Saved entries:
————————

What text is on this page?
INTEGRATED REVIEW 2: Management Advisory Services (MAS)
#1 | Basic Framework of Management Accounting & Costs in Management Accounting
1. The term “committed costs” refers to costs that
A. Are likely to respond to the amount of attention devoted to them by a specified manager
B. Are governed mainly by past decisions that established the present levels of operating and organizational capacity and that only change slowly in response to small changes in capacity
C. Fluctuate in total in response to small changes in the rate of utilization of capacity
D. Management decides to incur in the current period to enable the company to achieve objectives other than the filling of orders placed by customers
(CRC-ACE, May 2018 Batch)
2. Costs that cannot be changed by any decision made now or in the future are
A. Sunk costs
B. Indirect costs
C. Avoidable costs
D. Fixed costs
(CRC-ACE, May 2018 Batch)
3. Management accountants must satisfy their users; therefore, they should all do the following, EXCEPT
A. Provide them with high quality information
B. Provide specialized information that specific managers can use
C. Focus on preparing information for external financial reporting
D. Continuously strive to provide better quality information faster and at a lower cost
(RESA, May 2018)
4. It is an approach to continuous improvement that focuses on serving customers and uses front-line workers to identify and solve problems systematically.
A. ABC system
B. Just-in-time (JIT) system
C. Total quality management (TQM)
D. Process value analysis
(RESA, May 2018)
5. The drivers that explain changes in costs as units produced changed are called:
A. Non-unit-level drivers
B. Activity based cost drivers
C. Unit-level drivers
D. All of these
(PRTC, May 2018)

————————

(Task requirements):
Where a line above contains the word "customers", copy that line.

(Result of this task):
D. Management decides to incur in the current period to enable the company to achieve objectives other than the filling of orders placed by customers
4. It is an approach to continuous improvement that focuses on serving customers and uses front-line workers to identify and solve problems systematically.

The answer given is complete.